- **What is required**
Copy the lines verbatim, beginning with the line that contains "What's the underlying" and continuing through the end of the data, and only those lines.

--- begin Given data ---

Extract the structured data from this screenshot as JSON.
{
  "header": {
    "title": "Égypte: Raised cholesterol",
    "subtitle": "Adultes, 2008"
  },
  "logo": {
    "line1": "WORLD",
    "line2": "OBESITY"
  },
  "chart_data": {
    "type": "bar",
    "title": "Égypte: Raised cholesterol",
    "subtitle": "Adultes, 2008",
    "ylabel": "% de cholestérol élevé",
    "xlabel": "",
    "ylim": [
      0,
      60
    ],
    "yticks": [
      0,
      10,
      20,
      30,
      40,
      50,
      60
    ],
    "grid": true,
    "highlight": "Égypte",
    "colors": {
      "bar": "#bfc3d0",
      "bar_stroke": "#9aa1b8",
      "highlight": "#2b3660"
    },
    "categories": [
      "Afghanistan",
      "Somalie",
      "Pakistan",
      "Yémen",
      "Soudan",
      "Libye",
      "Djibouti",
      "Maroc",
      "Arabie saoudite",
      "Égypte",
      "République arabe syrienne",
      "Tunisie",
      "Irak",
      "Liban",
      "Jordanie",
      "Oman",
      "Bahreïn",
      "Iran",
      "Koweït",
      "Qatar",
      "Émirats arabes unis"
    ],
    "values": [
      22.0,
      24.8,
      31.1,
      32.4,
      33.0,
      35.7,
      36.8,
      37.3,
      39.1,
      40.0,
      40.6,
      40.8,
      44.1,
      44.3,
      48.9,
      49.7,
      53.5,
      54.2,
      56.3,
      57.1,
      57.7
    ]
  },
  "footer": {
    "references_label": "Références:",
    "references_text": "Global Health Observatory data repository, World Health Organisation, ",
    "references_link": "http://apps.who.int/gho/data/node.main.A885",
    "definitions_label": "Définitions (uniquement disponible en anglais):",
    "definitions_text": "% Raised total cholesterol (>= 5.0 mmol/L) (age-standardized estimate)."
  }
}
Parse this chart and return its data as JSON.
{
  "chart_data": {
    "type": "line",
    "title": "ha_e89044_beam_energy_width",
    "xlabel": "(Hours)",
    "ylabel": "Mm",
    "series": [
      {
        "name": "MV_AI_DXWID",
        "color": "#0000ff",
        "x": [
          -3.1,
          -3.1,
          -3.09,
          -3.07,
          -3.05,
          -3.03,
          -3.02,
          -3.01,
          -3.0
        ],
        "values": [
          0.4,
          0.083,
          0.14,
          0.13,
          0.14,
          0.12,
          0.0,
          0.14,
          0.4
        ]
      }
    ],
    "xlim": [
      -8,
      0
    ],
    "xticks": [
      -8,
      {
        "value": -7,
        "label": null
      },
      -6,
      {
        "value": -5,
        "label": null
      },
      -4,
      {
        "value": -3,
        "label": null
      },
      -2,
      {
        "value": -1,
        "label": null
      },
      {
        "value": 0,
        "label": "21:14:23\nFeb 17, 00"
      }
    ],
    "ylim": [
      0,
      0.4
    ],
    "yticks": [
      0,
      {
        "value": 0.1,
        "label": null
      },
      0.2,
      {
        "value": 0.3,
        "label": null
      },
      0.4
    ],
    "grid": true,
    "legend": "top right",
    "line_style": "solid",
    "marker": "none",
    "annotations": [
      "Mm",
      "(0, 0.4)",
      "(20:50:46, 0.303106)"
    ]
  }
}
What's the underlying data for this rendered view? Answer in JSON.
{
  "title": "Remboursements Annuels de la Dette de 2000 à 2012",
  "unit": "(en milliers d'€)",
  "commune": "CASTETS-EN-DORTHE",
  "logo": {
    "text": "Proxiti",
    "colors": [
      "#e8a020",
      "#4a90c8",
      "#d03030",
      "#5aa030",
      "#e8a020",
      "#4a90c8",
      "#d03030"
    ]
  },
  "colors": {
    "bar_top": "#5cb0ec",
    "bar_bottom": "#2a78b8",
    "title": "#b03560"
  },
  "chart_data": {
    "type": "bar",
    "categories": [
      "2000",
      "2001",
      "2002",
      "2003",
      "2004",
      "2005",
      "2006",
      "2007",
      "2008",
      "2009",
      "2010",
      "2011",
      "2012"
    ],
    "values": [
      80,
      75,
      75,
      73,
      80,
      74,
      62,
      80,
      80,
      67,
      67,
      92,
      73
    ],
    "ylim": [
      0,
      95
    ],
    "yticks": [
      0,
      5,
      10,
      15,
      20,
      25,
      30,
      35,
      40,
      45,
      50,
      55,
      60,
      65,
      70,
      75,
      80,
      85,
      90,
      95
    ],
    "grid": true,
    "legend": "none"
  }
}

--- end Given data ---

- **Exercise response**
What's the underlying data for this rendered view? Answer in JSON.
{
  "title": "Remboursements Annuels de la Dette de 2000 à 2012",
  "unit": "(en milliers d'€)",
  "commune": "CASTETS-EN-DORTHE",
  "logo": {
    "text": "Proxiti",
    "colors": [
      "#e8a020",
      "#4a90c8",
      "#d03030",
      "#5aa030",
      "#e8a020",
      "#4a90c8",
      "#d03030"
    ]
  },
  "colors": {
    "bar_top": "#5cb0ec",
    "bar_bottom": "#2a78b8",
    "title": "#b03560"
  },
  "chart_data": {
    "type": "bar",
    "categories": [
      "2000",
      "2001",
      "2002",
      "2003",
      "2004",
      "2005",
      "2006",
      "2007",
      "2008",
      "2009",
      "2010",
      "2011",
      "2012"
    ],
    "values": [
      80,
      75,
      75,
      73,
      80,
      74,
      62,
      80,
      80,
      67,
      67,
      92,
      73
    ],
    "ylim": [
      0,
      95
    ],
    "yticks": [
      0,
      5,
      10,
      15,
      20,
      25,
      30,
      35,
      40,
      45,
      50,
      55,
      60,
      65,
      70,
      75,
      80,
      85,
      90,
      95
    ],
    "grid": true,
    "legend": "none"
  }
}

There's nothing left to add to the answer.